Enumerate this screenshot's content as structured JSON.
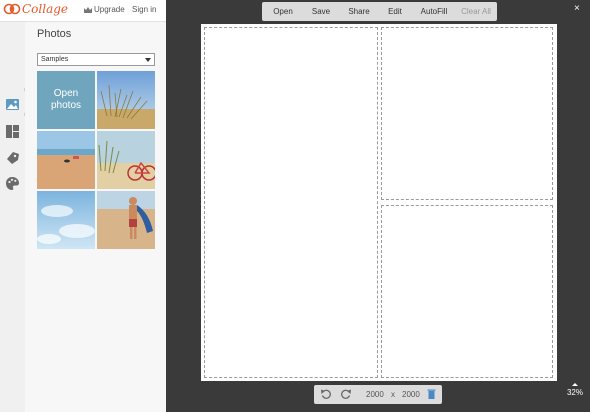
{
  "header": {
    "logo_text": "Collage",
    "upgrade_label": "Upgrade",
    "signin_label": "Sign in"
  },
  "sidebar": {
    "rail_icons": [
      "photos-icon",
      "layouts-icon",
      "stickers-icon",
      "palette-icon"
    ],
    "panel_title": "Photos",
    "source_select": {
      "selected": "Samples"
    },
    "open_photos_label": "Open photos",
    "photos": [
      {
        "name": "open-photos-tile"
      },
      {
        "name": "dune-grass-photo"
      },
      {
        "name": "beach-photo"
      },
      {
        "name": "bicycle-dune-photo"
      },
      {
        "name": "sky-clouds-photo"
      },
      {
        "name": "boy-on-beach-photo"
      }
    ]
  },
  "toolbar": {
    "open": "Open",
    "save": "Save",
    "share": "Share",
    "edit": "Edit",
    "autofill": "AutoFill",
    "clear_all": "Clear All"
  },
  "close_label": "×",
  "canvas": {
    "width_value": "2000",
    "times": "x",
    "height_value": "2000"
  },
  "zoom_level": "32%",
  "colors": {
    "brand": "#e55a2b",
    "open_tile": "#6fa5bd",
    "workspace": "#3a3a3a"
  }
}
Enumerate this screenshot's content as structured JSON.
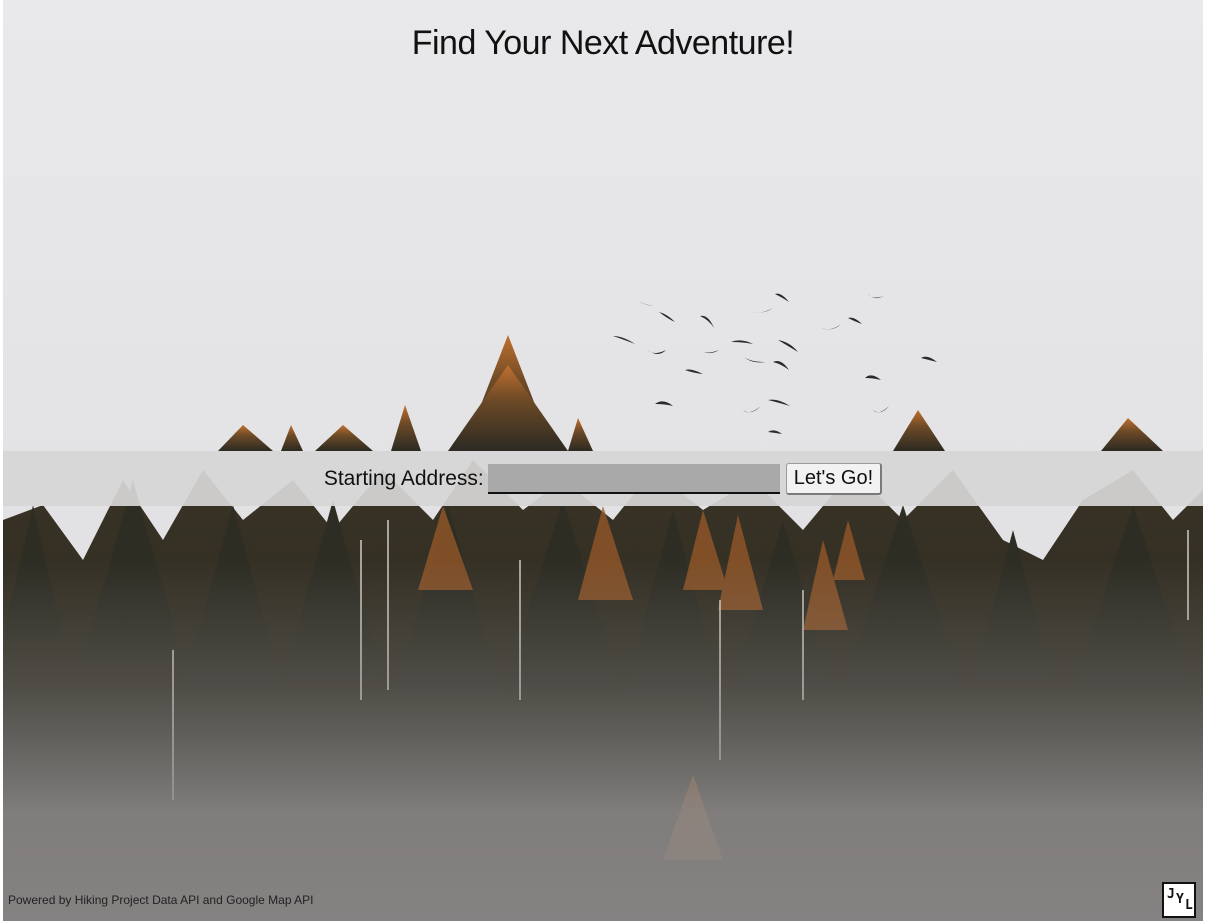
{
  "page": {
    "title": "Find Your Next Adventure!"
  },
  "search": {
    "label": "Starting Address:",
    "value": "",
    "button_label": "Let's Go!"
  },
  "footer": {
    "credit": "Powered by Hiking Project Data API and Google Map API",
    "logo_text": "JYL"
  },
  "background": {
    "description_icon": "forest-with-birds-photo",
    "sky_color": "#e6e5e7",
    "tree_color": "#2f2a22",
    "tree_highlight_color": "#b0622a",
    "fog_color": "#8f8c8c"
  }
}
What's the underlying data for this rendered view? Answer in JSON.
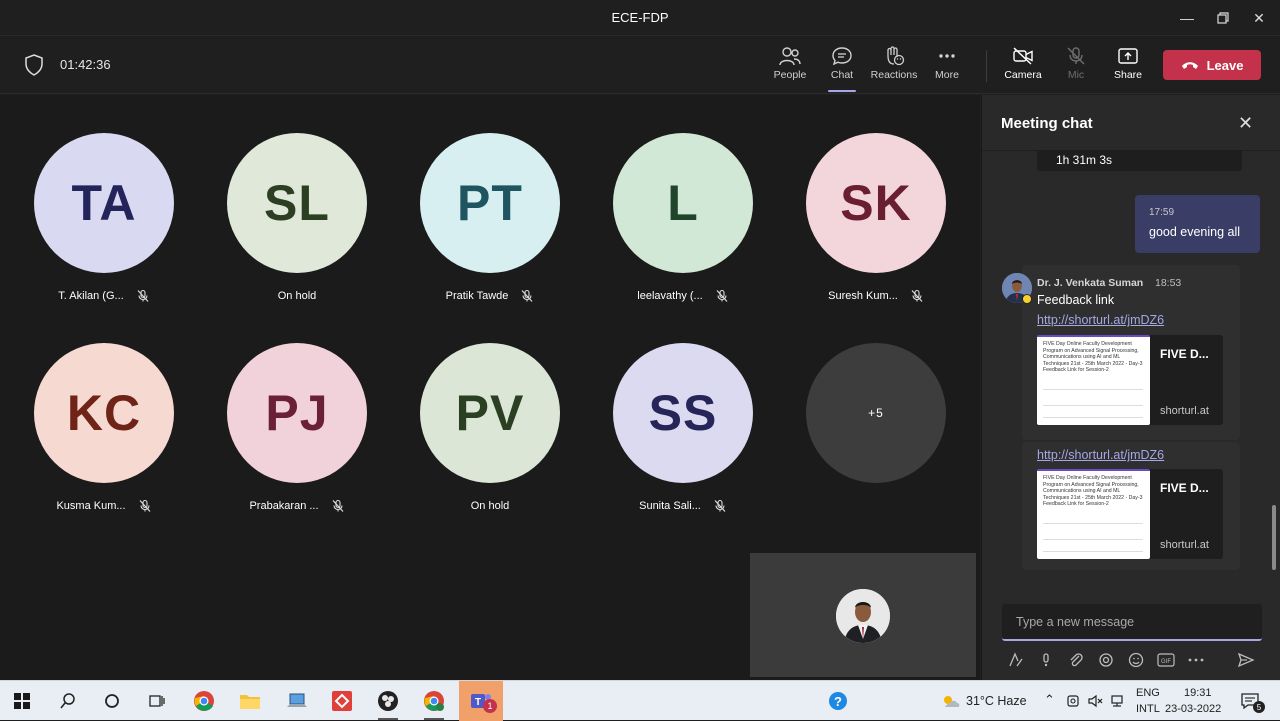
{
  "window": {
    "title": "ECE-FDP"
  },
  "meeting": {
    "timer": "01:42:36"
  },
  "toolbar": {
    "people": "People",
    "chat": "Chat",
    "reactions": "Reactions",
    "more": "More",
    "camera": "Camera",
    "mic": "Mic",
    "share": "Share",
    "leave": "Leave"
  },
  "participants": [
    {
      "initials": "TA",
      "name": "T. Akilan (G...",
      "muted": true,
      "bg": "#dad9f2",
      "fg": "#23245a"
    },
    {
      "initials": "SL",
      "name": "On hold",
      "muted": false,
      "bg": "#dfe8d9",
      "fg": "#2c3f22"
    },
    {
      "initials": "PT",
      "name": "Pratik Tawde",
      "muted": true,
      "bg": "#d8eff2",
      "fg": "#1f5560"
    },
    {
      "initials": "L",
      "name": "leelavathy (...",
      "muted": true,
      "bg": "#d2e8d6",
      "fg": "#20452a"
    },
    {
      "initials": "SK",
      "name": "Suresh Kum...",
      "muted": true,
      "bg": "#f3d6dc",
      "fg": "#6a1f30"
    },
    {
      "initials": "KC",
      "name": "Kusma Kum...",
      "muted": true,
      "bg": "#f6d9d0",
      "fg": "#6e2416"
    },
    {
      "initials": "PJ",
      "name": "Prabakaran ...",
      "muted": true,
      "bg": "#f2d2da",
      "fg": "#6a2036"
    },
    {
      "initials": "PV",
      "name": "On hold",
      "muted": false,
      "bg": "#dbe6d6",
      "fg": "#2b3f22"
    },
    {
      "initials": "SS",
      "name": "Sunita Sali...",
      "muted": true,
      "bg": "#dcdaf0",
      "fg": "#25255a"
    },
    {
      "initials": "+5",
      "name": "",
      "muted": false,
      "bg": "#3d3d3d",
      "fg": "#ffffff"
    }
  ],
  "chat": {
    "title": "Meeting chat",
    "recording_chip": "1h 31m 3s",
    "my_message": {
      "time": "17:59",
      "text": "good evening all"
    },
    "message": {
      "sender": "Dr. J. Venkata Suman",
      "time": "18:53",
      "text": "Feedback link",
      "link1": "http://shorturl.at/jmDZ6",
      "link2": "http://shorturl.at/jmDZ6"
    },
    "preview": {
      "title": "FIVE D...",
      "domain": "shorturl.at",
      "thumb_text": "FIVE Day Online Faculty Development Program on Advanced Signal Processing, Communications using AI and ML Techniques 21st - 25th March 2022 - Day-3 Feedback Link for Session-2"
    },
    "compose_placeholder": "Type a new message"
  },
  "taskbar": {
    "weather": "31°C  Haze",
    "lang1": "ENG",
    "lang2": "INTL",
    "time": "19:31",
    "date": "23-03-2022",
    "teams_badge": "1",
    "notif_count": "5"
  }
}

**********

Repeat the material above word for word and skip every image in it.

Enumerate this screenshot's content as structured JSON.
{
  "header": {
    "logo_text": "Collage",
    "upgrade_label": "Upgrade",
    "signin_label": "Sign in"
  },
  "sidebar": {
    "rail_icons": [
      "photos-icon",
      "layouts-icon",
      "stickers-icon",
      "palette-icon"
    ],
    "panel_title": "Photos",
    "source_select": {
      "selected": "Samples"
    },
    "open_photos_label": "Open photos",
    "photos": [
      {
        "name": "open-photos-tile"
      },
      {
        "name": "dune-grass-photo"
      },
      {
        "name": "beach-photo"
      },
      {
        "name": "bicycle-dune-photo"
      },
      {
        "name": "sky-clouds-photo"
      },
      {
        "name": "boy-on-beach-photo"
      }
    ]
  },
  "toolbar": {
    "open": "Open",
    "save": "Save",
    "share": "Share",
    "edit": "Edit",
    "autofill": "AutoFill",
    "clear_all": "Clear All"
  },
  "close_label": "×",
  "canvas": {
    "width_value": "2000",
    "times": "x",
    "height_value": "2000"
  },
  "zoom_level": "32%",
  "colors": {
    "brand": "#e55a2b",
    "open_tile": "#6fa5bd",
    "workspace": "#3a3a3a"
  }
}
Enumerate this screenshot's content as structured JSON.
{
  "page": {
    "title": "Find Your Next Adventure!"
  },
  "search": {
    "label": "Starting Address:",
    "value": "",
    "button_label": "Let's Go!"
  },
  "footer": {
    "credit": "Powered by Hiking Project Data API and Google Map API",
    "logo_text": "JYL"
  },
  "background": {
    "description_icon": "forest-with-birds-photo",
    "sky_color": "#e6e5e7",
    "tree_color": "#2f2a22",
    "tree_highlight_color": "#b0622a",
    "fog_color": "#8f8c8c"
  }
}
What's the underlying data for this rendered view? Answer in JSON.
{
  "window": {
    "title": "ECE-FDP"
  },
  "meeting": {
    "timer": "01:42:36"
  },
  "toolbar": {
    "people": "People",
    "chat": "Chat",
    "reactions": "Reactions",
    "more": "More",
    "camera": "Camera",
    "mic": "Mic",
    "share": "Share",
    "leave": "Leave"
  },
  "participants": [
    {
      "initials": "TA",
      "name": "T. Akilan (G...",
      "muted": true,
      "bg": "#dad9f2",
      "fg": "#23245a"
    },
    {
      "initials": "SL",
      "name": "On hold",
      "muted": false,
      "bg": "#dfe8d9",
      "fg": "#2c3f22"
    },
    {
      "initials": "PT",
      "name": "Pratik Tawde",
      "muted": true,
      "bg": "#d8eff2",
      "fg": "#1f5560"
    },
    {
      "initials": "L",
      "name": "leelavathy (...",
      "muted": true,
      "bg": "#d2e8d6",
      "fg": "#20452a"
    },
    {
      "initials": "SK",
      "name": "Suresh Kum...",
      "muted": true,
      "bg": "#f3d6dc",
      "fg": "#6a1f30"
    },
    {
      "initials": "KC",
      "name": "Kusma Kum...",
      "muted": true,
      "bg": "#f6d9d0",
      "fg": "#6e2416"
    },
    {
      "initials": "PJ",
      "name": "Prabakaran ...",
      "muted": true,
      "bg": "#f2d2da",
      "fg": "#6a2036"
    },
    {
      "initials": "PV",
      "name": "On hold",
      "muted": false,
      "bg": "#dbe6d6",
      "fg": "#2b3f22"
    },
    {
      "initials": "SS",
      "name": "Sunita Sali...",
      "muted": true,
      "bg": "#dcdaf0",
      "fg": "#25255a"
    },
    {
      "initials": "+5",
      "name": "",
      "muted": false,
      "bg": "#3d3d3d",
      "fg": "#ffffff"
    }
  ],
  "chat": {
    "title": "Meeting chat",
    "recording_chip": "1h 31m 3s",
    "my_message": {
      "time": "17:59",
      "text": "good evening all"
    },
    "message": {
      "sender": "Dr. J. Venkata Suman",
      "time": "18:53",
      "text": "Feedback link",
      "link1": "http://shorturl.at/jmDZ6",
      "link2": "http://shorturl.at/jmDZ6"
    },
    "preview": {
      "title": "FIVE D...",
      "domain": "shorturl.at",
      "thumb_text": "FIVE Day Online Faculty Development Program on Advanced Signal Processing, Communications using AI and ML Techniques 21st - 25th March 2022 - Day-3 Feedback Link for Session-2"
    },
    "compose_placeholder": "Type a new message"
  },
  "taskbar": {
    "weather": "31°C  Haze",
    "lang1": "ENG",
    "lang2": "INTL",
    "time": "19:31",
    "date": "23-03-2022",
    "teams_badge": "1",
    "notif_count": "5"
  }
}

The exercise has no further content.